Omit all pictures and give the records below again exactly as written.
-- BEGIN Data to process --
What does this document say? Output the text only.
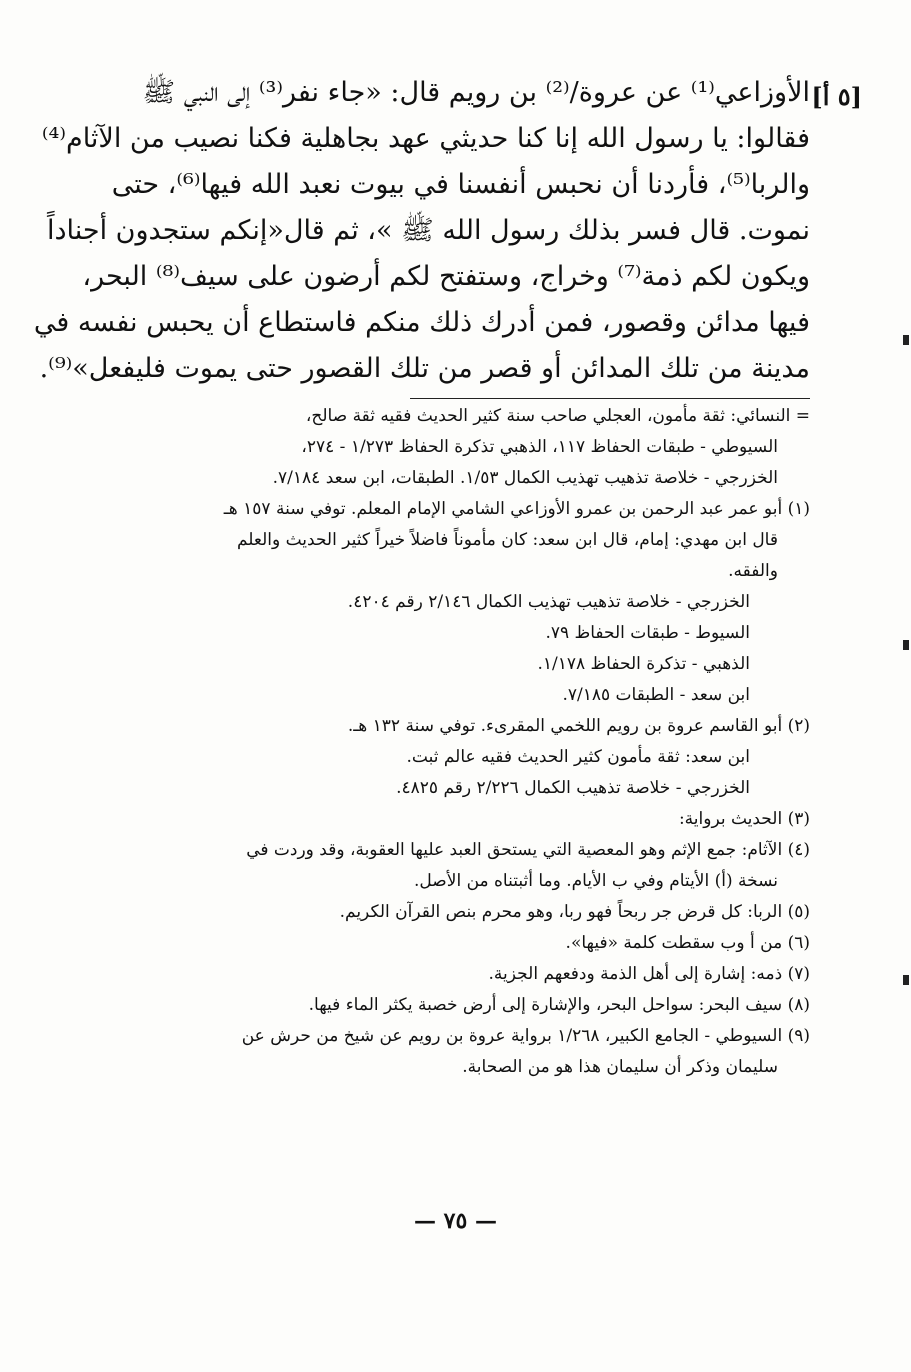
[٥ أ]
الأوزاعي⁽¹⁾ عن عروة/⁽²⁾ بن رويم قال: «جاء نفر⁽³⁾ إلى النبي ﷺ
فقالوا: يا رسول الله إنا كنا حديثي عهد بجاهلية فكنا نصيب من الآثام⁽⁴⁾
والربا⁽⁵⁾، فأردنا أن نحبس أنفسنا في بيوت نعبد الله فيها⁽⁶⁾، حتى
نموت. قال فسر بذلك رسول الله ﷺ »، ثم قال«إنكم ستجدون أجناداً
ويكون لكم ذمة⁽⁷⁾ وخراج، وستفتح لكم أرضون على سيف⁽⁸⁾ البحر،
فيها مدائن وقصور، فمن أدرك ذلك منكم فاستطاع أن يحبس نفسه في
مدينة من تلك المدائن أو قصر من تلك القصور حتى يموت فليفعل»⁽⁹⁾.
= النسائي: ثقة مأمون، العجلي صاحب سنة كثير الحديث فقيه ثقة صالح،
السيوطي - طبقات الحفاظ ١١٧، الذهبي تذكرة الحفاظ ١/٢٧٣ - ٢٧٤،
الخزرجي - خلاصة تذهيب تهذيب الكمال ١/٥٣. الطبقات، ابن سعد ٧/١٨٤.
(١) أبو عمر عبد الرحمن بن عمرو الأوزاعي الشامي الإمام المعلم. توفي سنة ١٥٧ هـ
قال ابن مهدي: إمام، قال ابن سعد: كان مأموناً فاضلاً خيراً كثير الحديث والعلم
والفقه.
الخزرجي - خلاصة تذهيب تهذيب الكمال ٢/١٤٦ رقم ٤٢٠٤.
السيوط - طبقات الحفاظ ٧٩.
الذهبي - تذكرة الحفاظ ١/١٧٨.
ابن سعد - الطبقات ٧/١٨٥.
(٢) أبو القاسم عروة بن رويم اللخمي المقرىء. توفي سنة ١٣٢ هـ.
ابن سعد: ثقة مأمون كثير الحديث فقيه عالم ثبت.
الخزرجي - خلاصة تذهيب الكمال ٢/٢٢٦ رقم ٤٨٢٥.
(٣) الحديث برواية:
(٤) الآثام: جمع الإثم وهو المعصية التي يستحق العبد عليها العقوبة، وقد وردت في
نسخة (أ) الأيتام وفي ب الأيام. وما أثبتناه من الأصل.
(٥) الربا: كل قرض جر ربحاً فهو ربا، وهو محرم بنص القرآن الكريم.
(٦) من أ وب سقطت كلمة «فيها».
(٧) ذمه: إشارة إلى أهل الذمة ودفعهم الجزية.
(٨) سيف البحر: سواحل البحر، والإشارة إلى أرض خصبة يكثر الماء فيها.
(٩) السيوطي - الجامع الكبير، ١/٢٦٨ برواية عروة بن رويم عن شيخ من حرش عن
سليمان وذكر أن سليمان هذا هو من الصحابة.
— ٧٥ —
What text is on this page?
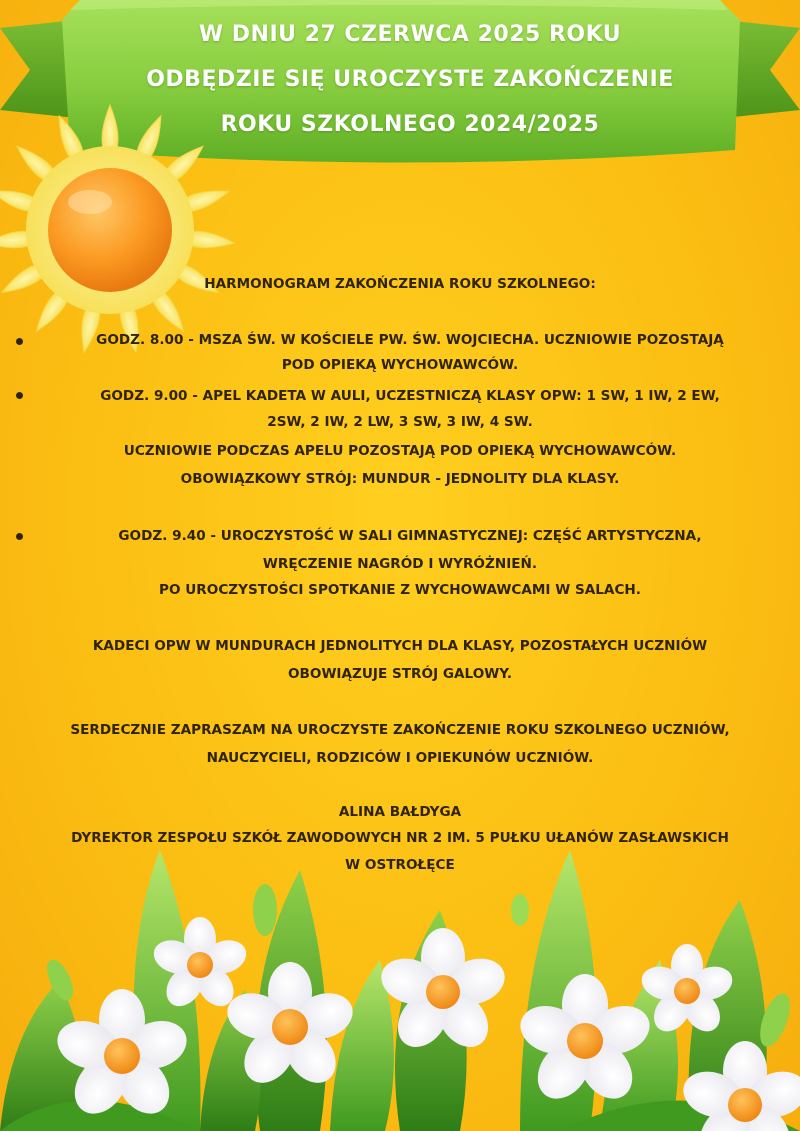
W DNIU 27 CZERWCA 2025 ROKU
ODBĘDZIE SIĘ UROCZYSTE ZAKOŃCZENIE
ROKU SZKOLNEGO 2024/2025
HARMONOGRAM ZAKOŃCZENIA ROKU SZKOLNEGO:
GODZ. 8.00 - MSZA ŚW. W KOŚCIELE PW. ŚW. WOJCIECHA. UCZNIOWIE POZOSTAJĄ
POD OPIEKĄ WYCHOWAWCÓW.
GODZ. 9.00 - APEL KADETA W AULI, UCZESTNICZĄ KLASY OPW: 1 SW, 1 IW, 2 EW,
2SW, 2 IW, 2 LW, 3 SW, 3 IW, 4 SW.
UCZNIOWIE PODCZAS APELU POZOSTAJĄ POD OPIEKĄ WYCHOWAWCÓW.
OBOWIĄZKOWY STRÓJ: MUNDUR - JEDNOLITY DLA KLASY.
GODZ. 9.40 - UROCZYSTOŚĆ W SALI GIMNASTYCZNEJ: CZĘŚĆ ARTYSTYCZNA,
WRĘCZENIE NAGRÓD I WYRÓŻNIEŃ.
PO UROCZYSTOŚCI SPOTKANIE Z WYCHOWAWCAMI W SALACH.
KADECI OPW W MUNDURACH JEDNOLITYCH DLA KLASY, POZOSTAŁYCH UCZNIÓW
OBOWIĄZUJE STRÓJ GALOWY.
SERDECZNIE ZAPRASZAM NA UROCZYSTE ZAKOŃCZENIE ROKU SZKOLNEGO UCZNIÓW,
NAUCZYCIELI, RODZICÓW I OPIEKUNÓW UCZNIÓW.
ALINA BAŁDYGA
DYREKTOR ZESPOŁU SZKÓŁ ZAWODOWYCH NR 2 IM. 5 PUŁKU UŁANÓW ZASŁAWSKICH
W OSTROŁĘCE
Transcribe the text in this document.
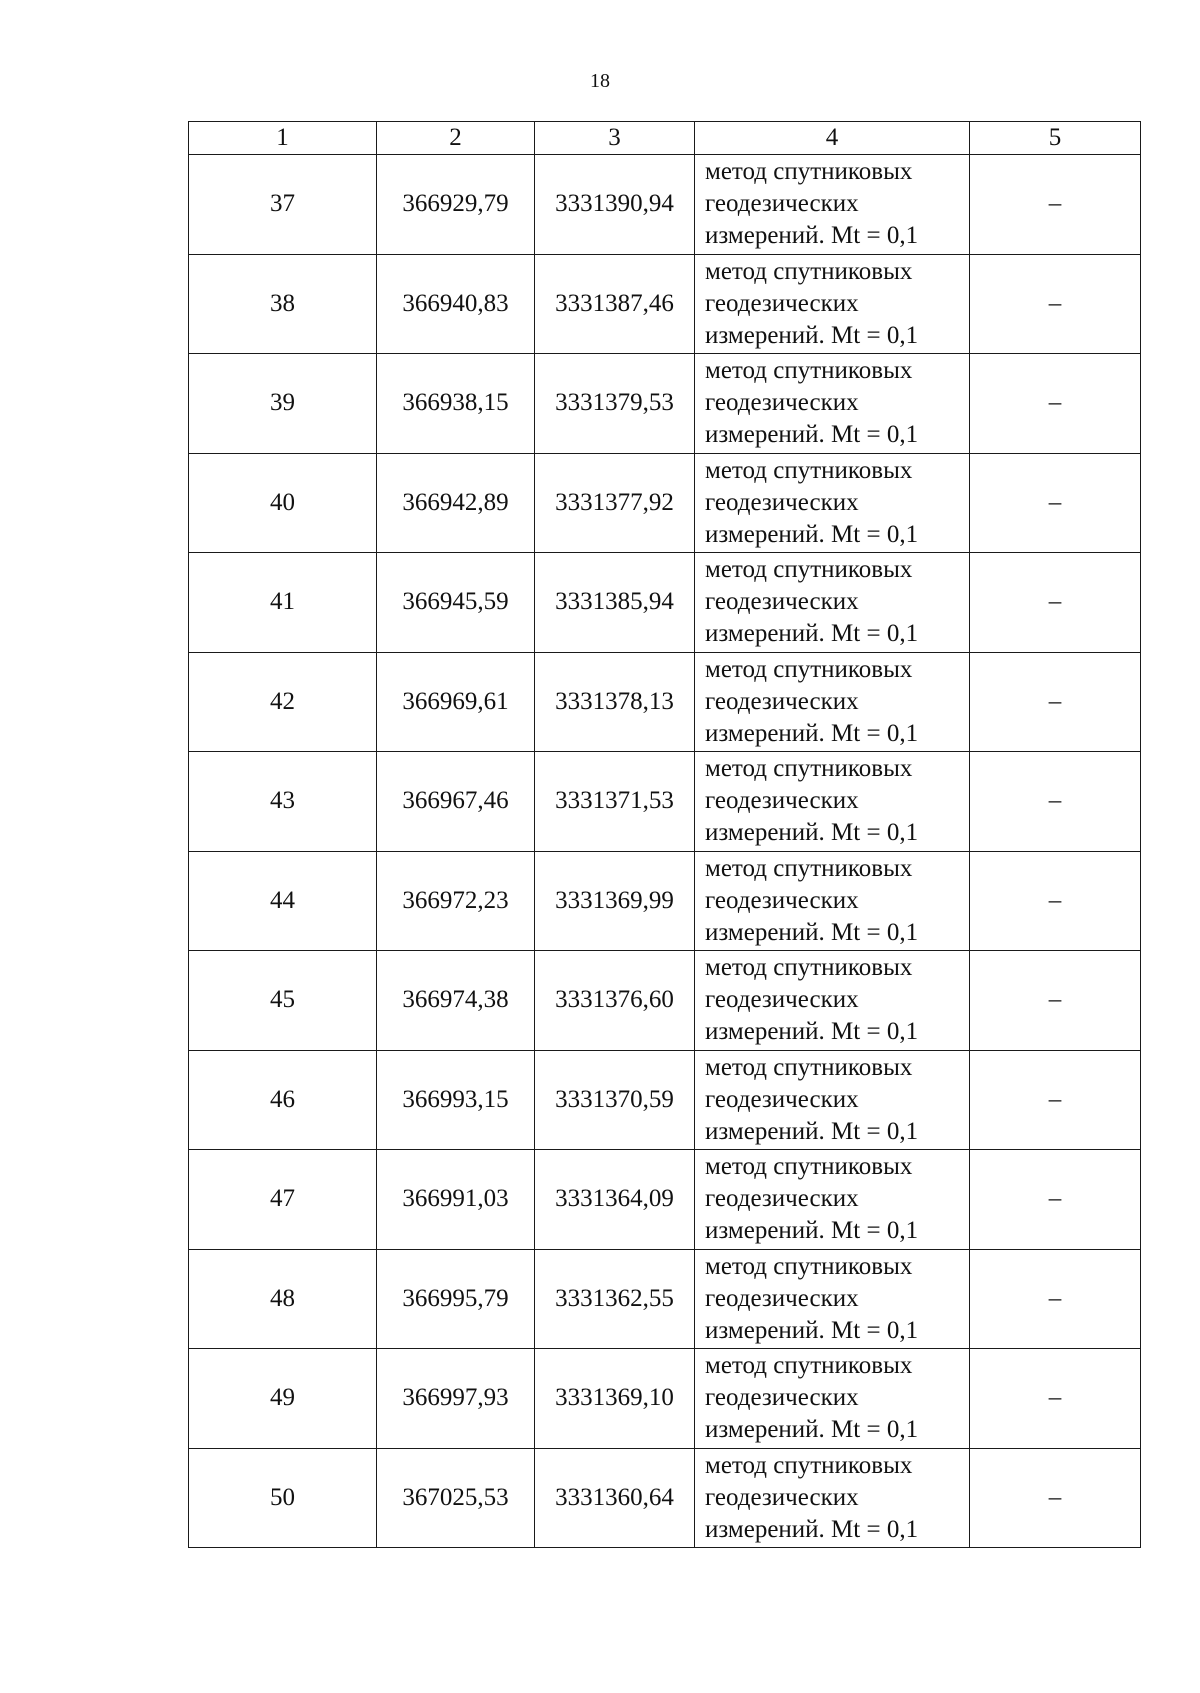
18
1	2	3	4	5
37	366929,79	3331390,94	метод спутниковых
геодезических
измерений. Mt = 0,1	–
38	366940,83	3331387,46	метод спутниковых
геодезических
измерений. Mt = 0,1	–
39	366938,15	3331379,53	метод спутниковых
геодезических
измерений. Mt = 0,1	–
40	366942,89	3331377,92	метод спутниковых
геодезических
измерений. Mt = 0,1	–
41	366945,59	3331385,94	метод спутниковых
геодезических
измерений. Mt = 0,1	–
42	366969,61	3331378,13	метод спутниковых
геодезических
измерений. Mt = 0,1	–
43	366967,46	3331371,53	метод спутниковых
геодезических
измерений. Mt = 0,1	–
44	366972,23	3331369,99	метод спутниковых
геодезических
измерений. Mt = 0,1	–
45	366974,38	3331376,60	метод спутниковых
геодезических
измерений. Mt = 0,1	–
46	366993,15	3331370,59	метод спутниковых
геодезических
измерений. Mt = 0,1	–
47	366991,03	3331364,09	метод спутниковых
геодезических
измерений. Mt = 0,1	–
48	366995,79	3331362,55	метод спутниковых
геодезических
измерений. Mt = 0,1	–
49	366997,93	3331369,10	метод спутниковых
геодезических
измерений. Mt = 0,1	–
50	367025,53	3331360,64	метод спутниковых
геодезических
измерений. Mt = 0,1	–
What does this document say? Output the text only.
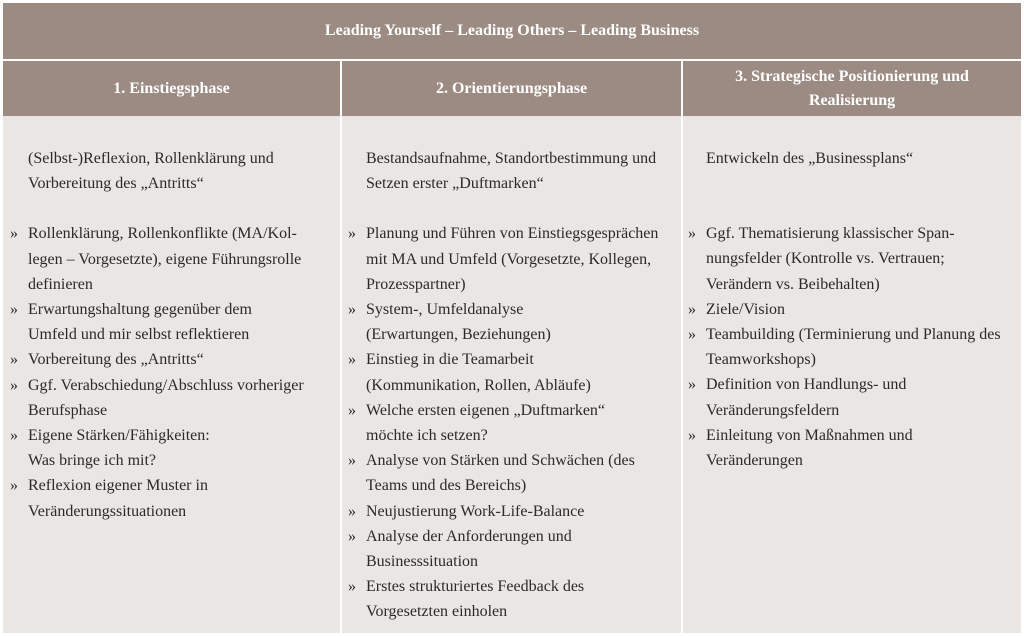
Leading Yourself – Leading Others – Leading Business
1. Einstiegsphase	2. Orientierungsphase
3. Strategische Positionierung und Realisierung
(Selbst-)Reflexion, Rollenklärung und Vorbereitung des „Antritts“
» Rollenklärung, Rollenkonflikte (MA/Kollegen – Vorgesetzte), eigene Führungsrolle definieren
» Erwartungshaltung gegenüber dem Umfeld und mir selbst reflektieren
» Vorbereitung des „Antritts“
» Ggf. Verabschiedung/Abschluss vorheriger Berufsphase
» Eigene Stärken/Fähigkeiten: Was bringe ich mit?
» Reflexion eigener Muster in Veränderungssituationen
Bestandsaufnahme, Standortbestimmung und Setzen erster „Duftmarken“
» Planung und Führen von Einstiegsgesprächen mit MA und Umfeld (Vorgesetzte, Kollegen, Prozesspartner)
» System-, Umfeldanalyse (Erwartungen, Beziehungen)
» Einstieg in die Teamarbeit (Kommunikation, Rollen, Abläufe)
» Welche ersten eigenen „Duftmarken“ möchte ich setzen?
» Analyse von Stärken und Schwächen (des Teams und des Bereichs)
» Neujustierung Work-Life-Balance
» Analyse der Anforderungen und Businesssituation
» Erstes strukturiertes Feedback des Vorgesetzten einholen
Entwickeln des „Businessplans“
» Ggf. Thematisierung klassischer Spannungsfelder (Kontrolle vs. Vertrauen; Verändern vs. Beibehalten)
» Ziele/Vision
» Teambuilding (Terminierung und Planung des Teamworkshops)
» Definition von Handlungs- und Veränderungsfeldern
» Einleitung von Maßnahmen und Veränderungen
-- END Data to process --
> **Solution to the problem**:
What does this document say? Output the text only.
[٥ أ]
الأوزاعي⁽¹⁾ عن عروة/⁽²⁾ بن رويم قال: «جاء نفر⁽³⁾ إلى النبي ﷺ
فقالوا: يا رسول الله إنا كنا حديثي عهد بجاهلية فكنا نصيب من الآثام⁽⁴⁾
والربا⁽⁵⁾، فأردنا أن نحبس أنفسنا في بيوت نعبد الله فيها⁽⁶⁾، حتى
نموت. قال فسر بذلك رسول الله ﷺ »، ثم قال«إنكم ستجدون أجناداً
ويكون لكم ذمة⁽⁷⁾ وخراج، وستفتح لكم أرضون على سيف⁽⁸⁾ البحر،
فيها مدائن وقصور، فمن أدرك ذلك منكم فاستطاع أن يحبس نفسه في
مدينة من تلك المدائن أو قصر من تلك القصور حتى يموت فليفعل»⁽⁹⁾.
= النسائي: ثقة مأمون، العجلي صاحب سنة كثير الحديث فقيه ثقة صالح،
السيوطي - طبقات الحفاظ ١١٧، الذهبي تذكرة الحفاظ ١/٢٧٣ - ٢٧٤،
الخزرجي - خلاصة تذهيب تهذيب الكمال ١/٥٣. الطبقات، ابن سعد ٧/١٨٤.
(١) أبو عمر عبد الرحمن بن عمرو الأوزاعي الشامي الإمام المعلم. توفي سنة ١٥٧ هـ
قال ابن مهدي: إمام، قال ابن سعد: كان مأموناً فاضلاً خيراً كثير الحديث والعلم
والفقه.
الخزرجي - خلاصة تذهيب تهذيب الكمال ٢/١٤٦ رقم ٤٢٠٤.
السيوط - طبقات الحفاظ ٧٩.
الذهبي - تذكرة الحفاظ ١/١٧٨.
ابن سعد - الطبقات ٧/١٨٥.
(٢) أبو القاسم عروة بن رويم اللخمي المقرىء. توفي سنة ١٣٢ هـ.
ابن سعد: ثقة مأمون كثير الحديث فقيه عالم ثبت.
الخزرجي - خلاصة تذهيب الكمال ٢/٢٢٦ رقم ٤٨٢٥.
(٣) الحديث برواية:
(٤) الآثام: جمع الإثم وهو المعصية التي يستحق العبد عليها العقوبة، وقد وردت في
نسخة (أ) الأيتام وفي ب الأيام. وما أثبتناه من الأصل.
(٥) الربا: كل قرض جر ربحاً فهو ربا، وهو محرم بنص القرآن الكريم.
(٦) من أ وب سقطت كلمة «فيها».
(٧) ذمه: إشارة إلى أهل الذمة ودفعهم الجزية.
(٨) سيف البحر: سواحل البحر، والإشارة إلى أرض خصبة يكثر الماء فيها.
(٩) السيوطي - الجامع الكبير، ١/٢٦٨ برواية عروة بن رويم عن شيخ من حرش عن
سليمان وذكر أن سليمان هذا هو من الصحابة.
— ٧٥ —
What text is on this page?
W DNIU 27 CZERWCA 2025 ROKU
ODBĘDZIE SIĘ UROCZYSTE ZAKOŃCZENIE
ROKU SZKOLNEGO 2024/2025
HARMONOGRAM ZAKOŃCZENIA ROKU SZKOLNEGO:
GODZ. 8.00 - MSZA ŚW. W KOŚCIELE PW. ŚW. WOJCIECHA. UCZNIOWIE POZOSTAJĄ
POD OPIEKĄ WYCHOWAWCÓW.
GODZ. 9.00 - APEL KADETA W AULI, UCZESTNICZĄ KLASY OPW: 1 SW, 1 IW, 2 EW,
2SW, 2 IW, 2 LW, 3 SW, 3 IW, 4 SW.
UCZNIOWIE PODCZAS APELU POZOSTAJĄ POD OPIEKĄ WYCHOWAWCÓW.
OBOWIĄZKOWY STRÓJ: MUNDUR - JEDNOLITY DLA KLASY.
GODZ. 9.40 - UROCZYSTOŚĆ W SALI GIMNASTYCZNEJ: CZĘŚĆ ARTYSTYCZNA,
WRĘCZENIE NAGRÓD I WYRÓŻNIEŃ.
PO UROCZYSTOŚCI SPOTKANIE Z WYCHOWAWCAMI W SALACH.
KADECI OPW W MUNDURACH JEDNOLITYCH DLA KLASY, POZOSTAŁYCH UCZNIÓW
OBOWIĄZUJE STRÓJ GALOWY.
SERDECZNIE ZAPRASZAM NA UROCZYSTE ZAKOŃCZENIE ROKU SZKOLNEGO UCZNIÓW,
NAUCZYCIELI, RODZICÓW I OPIEKUNÓW UCZNIÓW.
ALINA BAŁDYGA
DYREKTOR ZESPOŁU SZKÓŁ ZAWODOWYCH NR 2 IM. 5 PUŁKU UŁANÓW ZASŁAWSKICH
W OSTROŁĘCE
Transcribe the text in this document.
18
1	2	3	4	5
37	366929,79	3331390,94	метод спутниковых
геодезических
измерений. Mt = 0,1	–
38	366940,83	3331387,46	метод спутниковых
геодезических
измерений. Mt = 0,1	–
39	366938,15	3331379,53	метод спутниковых
геодезических
измерений. Mt = 0,1	–
40	366942,89	3331377,92	метод спутниковых
геодезических
измерений. Mt = 0,1	–
41	366945,59	3331385,94	метод спутниковых
геодезических
измерений. Mt = 0,1	–
42	366969,61	3331378,13	метод спутниковых
геодезических
измерений. Mt = 0,1	–
43	366967,46	3331371,53	метод спутниковых
геодезических
измерений. Mt = 0,1	–
44	366972,23	3331369,99	метод спутниковых
геодезических
измерений. Mt = 0,1	–
45	366974,38	3331376,60	метод спутниковых
геодезических
измерений. Mt = 0,1	–
46	366993,15	3331370,59	метод спутниковых
геодезических
измерений. Mt = 0,1	–
47	366991,03	3331364,09	метод спутниковых
геодезических
измерений. Mt = 0,1	–
48	366995,79	3331362,55	метод спутниковых
геодезических
измерений. Mt = 0,1	–
49	366997,93	3331369,10	метод спутниковых
геодезических
измерений. Mt = 0,1	–
50	367025,53	3331360,64	метод спутниковых
геодезических
измерений. Mt = 0,1	–
What does this document say? Output the text only.
Leading Yourself – Leading Others – Leading Business
1. Einstiegsphase	2. Orientierungsphase
3. Strategische Positionierung und Realisierung
(Selbst-)Reflexion, Rollenklärung und Vorbereitung des „Antritts“
» Rollenklärung, Rollenkonflikte (MA/Kollegen – Vorgesetzte), eigene Führungsrolle definieren
» Erwartungshaltung gegenüber dem Umfeld und mir selbst reflektieren
» Vorbereitung des „Antritts“
» Ggf. Verabschiedung/Abschluss vorheriger Berufsphase
» Eigene Stärken/Fähigkeiten: Was bringe ich mit?
» Reflexion eigener Muster in Veränderungssituationen
Bestandsaufnahme, Standortbestimmung und Setzen erster „Duftmarken“
» Planung und Führen von Einstiegsgesprächen mit MA und Umfeld (Vorgesetzte, Kollegen, Prozesspartner)
» System-, Umfeldanalyse (Erwartungen, Beziehungen)
» Einstieg in die Teamarbeit (Kommunikation, Rollen, Abläufe)
» Welche ersten eigenen „Duftmarken“ möchte ich setzen?
» Analyse von Stärken und Schwächen (des Teams und des Bereichs)
» Neujustierung Work-Life-Balance
» Analyse der Anforderungen und Businesssituation
» Erstes strukturiertes Feedback des Vorgesetzten einholen
Entwickeln des „Businessplans“
» Ggf. Thematisierung klassischer Spannungsfelder (Kontrolle vs. Vertrauen; Verändern vs. Beibehalten)
» Ziele/Vision
» Teambuilding (Terminierung und Planung des Teamworkshops)
» Definition von Handlungs- und Veränderungsfeldern
» Einleitung von Maßnahmen und Veränderungen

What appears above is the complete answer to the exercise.